*PROMPT:* Every record that follows must be duplicated exactly, with images left out.

Stored records

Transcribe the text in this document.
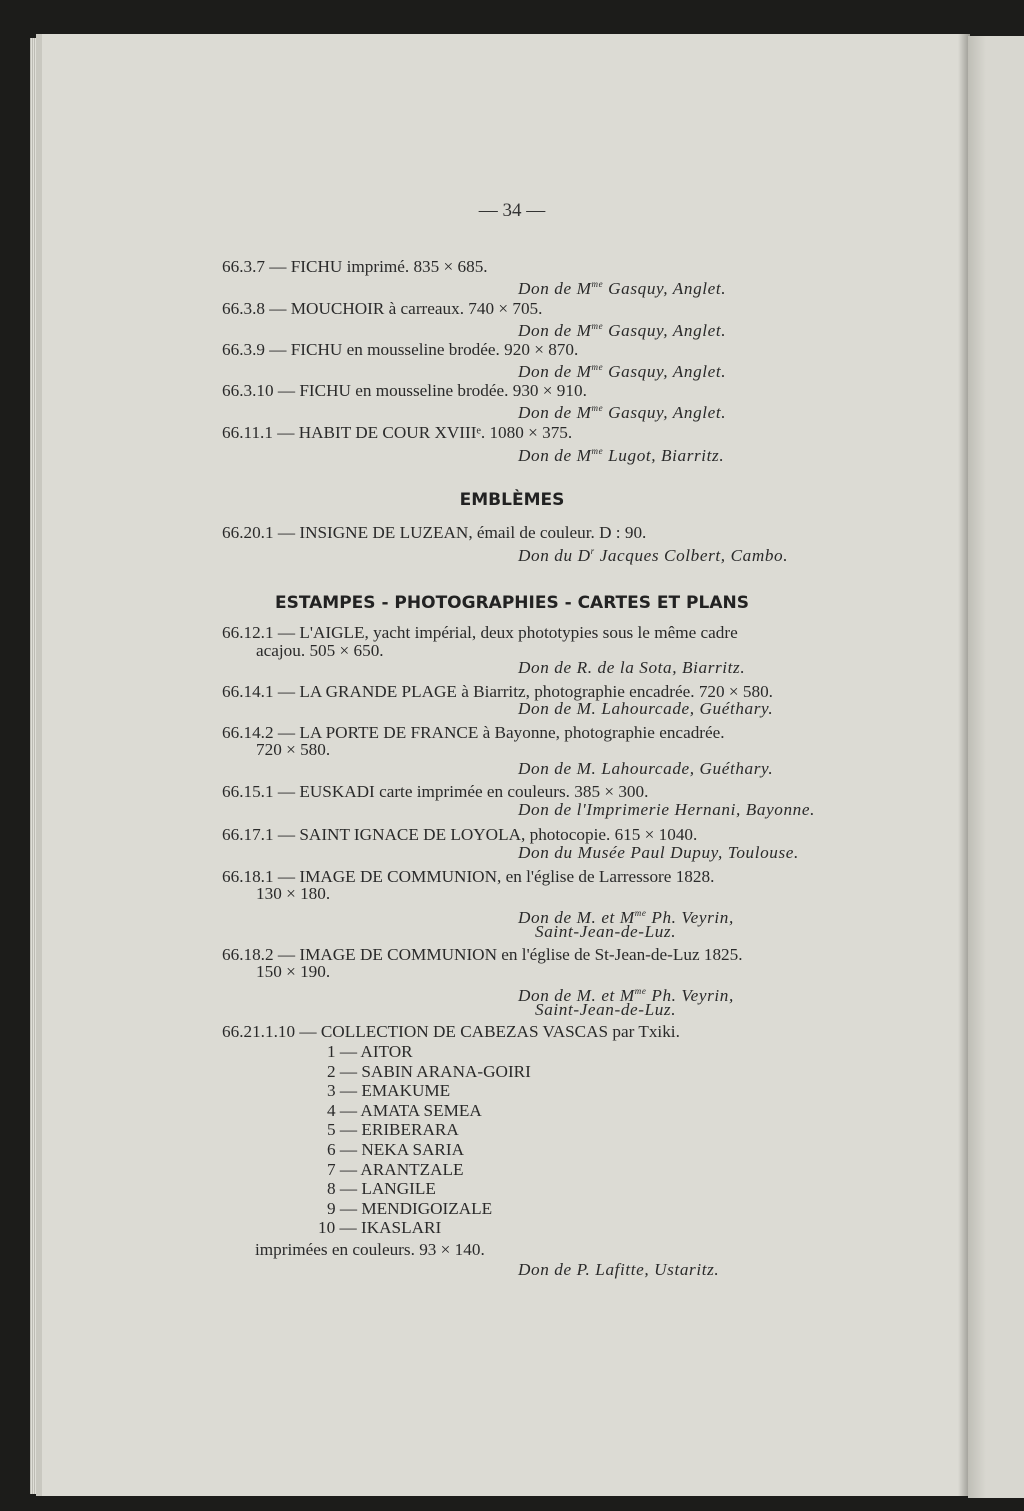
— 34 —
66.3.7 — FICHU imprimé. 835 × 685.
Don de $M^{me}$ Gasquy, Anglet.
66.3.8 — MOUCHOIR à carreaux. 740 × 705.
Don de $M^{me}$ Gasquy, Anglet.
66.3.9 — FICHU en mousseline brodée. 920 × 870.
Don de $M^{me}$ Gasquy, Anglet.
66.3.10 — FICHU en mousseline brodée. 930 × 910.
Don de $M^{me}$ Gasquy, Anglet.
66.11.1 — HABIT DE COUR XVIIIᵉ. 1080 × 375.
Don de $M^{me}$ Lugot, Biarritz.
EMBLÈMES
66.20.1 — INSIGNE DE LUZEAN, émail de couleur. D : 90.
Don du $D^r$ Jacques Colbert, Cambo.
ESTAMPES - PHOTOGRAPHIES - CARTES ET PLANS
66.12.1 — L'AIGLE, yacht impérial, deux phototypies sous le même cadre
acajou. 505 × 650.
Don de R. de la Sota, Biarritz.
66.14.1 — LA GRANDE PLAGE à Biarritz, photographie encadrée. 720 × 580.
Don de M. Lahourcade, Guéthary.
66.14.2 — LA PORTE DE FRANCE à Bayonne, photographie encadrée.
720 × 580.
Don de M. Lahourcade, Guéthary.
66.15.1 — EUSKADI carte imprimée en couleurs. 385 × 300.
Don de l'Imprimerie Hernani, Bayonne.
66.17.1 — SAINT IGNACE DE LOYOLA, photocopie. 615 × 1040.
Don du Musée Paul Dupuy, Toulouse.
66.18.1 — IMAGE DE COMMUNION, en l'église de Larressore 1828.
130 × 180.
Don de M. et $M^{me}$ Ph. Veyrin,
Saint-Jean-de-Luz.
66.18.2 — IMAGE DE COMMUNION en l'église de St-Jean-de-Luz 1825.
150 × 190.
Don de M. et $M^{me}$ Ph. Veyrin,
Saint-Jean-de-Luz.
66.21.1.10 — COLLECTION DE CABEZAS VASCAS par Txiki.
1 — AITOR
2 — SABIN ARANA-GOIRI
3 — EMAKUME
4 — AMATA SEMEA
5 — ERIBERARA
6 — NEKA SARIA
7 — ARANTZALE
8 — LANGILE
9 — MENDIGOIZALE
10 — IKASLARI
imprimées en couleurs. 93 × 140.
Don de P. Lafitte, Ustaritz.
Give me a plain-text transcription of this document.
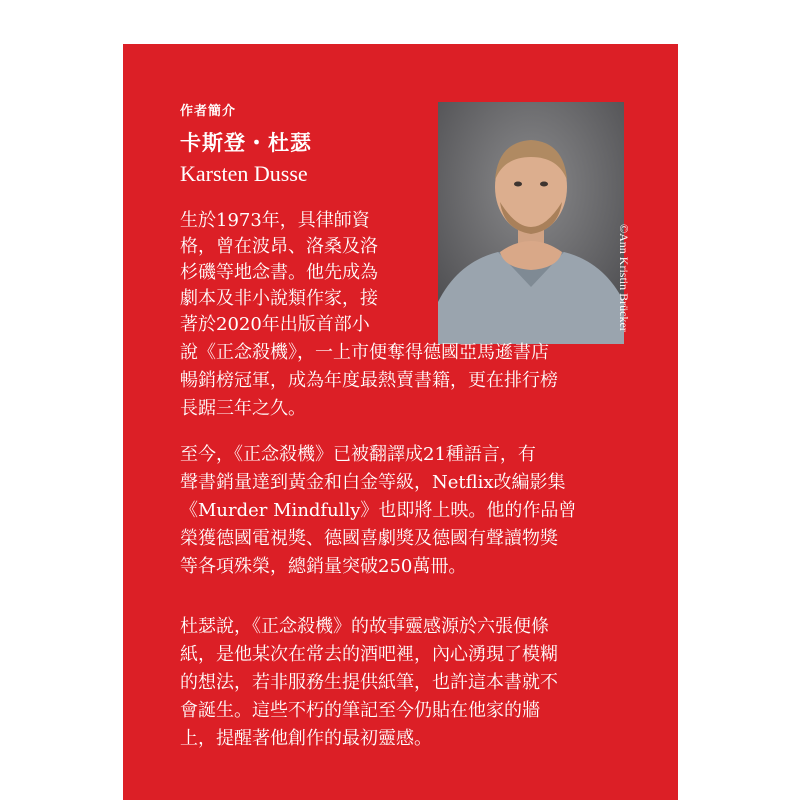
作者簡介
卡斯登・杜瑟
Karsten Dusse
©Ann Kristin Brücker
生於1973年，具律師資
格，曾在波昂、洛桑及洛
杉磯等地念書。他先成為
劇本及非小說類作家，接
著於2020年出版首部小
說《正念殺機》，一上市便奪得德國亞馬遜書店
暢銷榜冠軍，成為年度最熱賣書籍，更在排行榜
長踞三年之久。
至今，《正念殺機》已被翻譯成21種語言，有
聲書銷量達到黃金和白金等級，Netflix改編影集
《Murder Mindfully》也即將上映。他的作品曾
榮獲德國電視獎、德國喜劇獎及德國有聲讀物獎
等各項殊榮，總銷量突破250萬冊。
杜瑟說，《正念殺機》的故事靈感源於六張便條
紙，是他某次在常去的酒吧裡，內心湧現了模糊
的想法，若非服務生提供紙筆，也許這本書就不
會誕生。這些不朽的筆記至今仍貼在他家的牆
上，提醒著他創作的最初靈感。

*ANSWER TO THE TASK:*
Transcribe the text in this document.
— 34 —
66.3.7 — FICHU imprimé. 835 × 685.
Don de $M^{me}$ Gasquy, Anglet.
66.3.8 — MOUCHOIR à carreaux. 740 × 705.
Don de $M^{me}$ Gasquy, Anglet.
66.3.9 — FICHU en mousseline brodée. 920 × 870.
Don de $M^{me}$ Gasquy, Anglet.
66.3.10 — FICHU en mousseline brodée. 930 × 910.
Don de $M^{me}$ Gasquy, Anglet.
66.11.1 — HABIT DE COUR XVIIIᵉ. 1080 × 375.
Don de $M^{me}$ Lugot, Biarritz.
EMBLÈMES
66.20.1 — INSIGNE DE LUZEAN, émail de couleur. D : 90.
Don du $D^r$ Jacques Colbert, Cambo.
ESTAMPES - PHOTOGRAPHIES - CARTES ET PLANS
66.12.1 — L'AIGLE, yacht impérial, deux phototypies sous le même cadre
acajou. 505 × 650.
Don de R. de la Sota, Biarritz.
66.14.1 — LA GRANDE PLAGE à Biarritz, photographie encadrée. 720 × 580.
Don de M. Lahourcade, Guéthary.
66.14.2 — LA PORTE DE FRANCE à Bayonne, photographie encadrée.
720 × 580.
Don de M. Lahourcade, Guéthary.
66.15.1 — EUSKADI carte imprimée en couleurs. 385 × 300.
Don de l'Imprimerie Hernani, Bayonne.
66.17.1 — SAINT IGNACE DE LOYOLA, photocopie. 615 × 1040.
Don du Musée Paul Dupuy, Toulouse.
66.18.1 — IMAGE DE COMMUNION, en l'église de Larressore 1828.
130 × 180.
Don de M. et $M^{me}$ Ph. Veyrin,
Saint-Jean-de-Luz.
66.18.2 — IMAGE DE COMMUNION en l'église de St-Jean-de-Luz 1825.
150 × 190.
Don de M. et $M^{me}$ Ph. Veyrin,
Saint-Jean-de-Luz.
66.21.1.10 — COLLECTION DE CABEZAS VASCAS par Txiki.
1 — AITOR
2 — SABIN ARANA-GOIRI
3 — EMAKUME
4 — AMATA SEMEA
5 — ERIBERARA
6 — NEKA SARIA
7 — ARANTZALE
8 — LANGILE
9 — MENDIGOIZALE
10 — IKASLARI
imprimées en couleurs. 93 × 140.
Don de P. Lafitte, Ustaritz.
Give me a plain-text transcription of this document.
作者簡介
卡斯登・杜瑟
Karsten Dusse
©Ann Kristin Brücker
生於1973年，具律師資
格，曾在波昂、洛桑及洛
杉磯等地念書。他先成為
劇本及非小說類作家，接
著於2020年出版首部小
說《正念殺機》，一上市便奪得德國亞馬遜書店
暢銷榜冠軍，成為年度最熱賣書籍，更在排行榜
長踞三年之久。
至今，《正念殺機》已被翻譯成21種語言，有
聲書銷量達到黃金和白金等級，Netflix改編影集
《Murder Mindfully》也即將上映。他的作品曾
榮獲德國電視獎、德國喜劇獎及德國有聲讀物獎
等各項殊榮，總銷量突破250萬冊。
杜瑟說，《正念殺機》的故事靈感源於六張便條
紙，是他某次在常去的酒吧裡，內心湧現了模糊
的想法，若非服務生提供紙筆，也許這本書就不
會誕生。這些不朽的筆記至今仍貼在他家的牆
上，提醒著他創作的最初靈感。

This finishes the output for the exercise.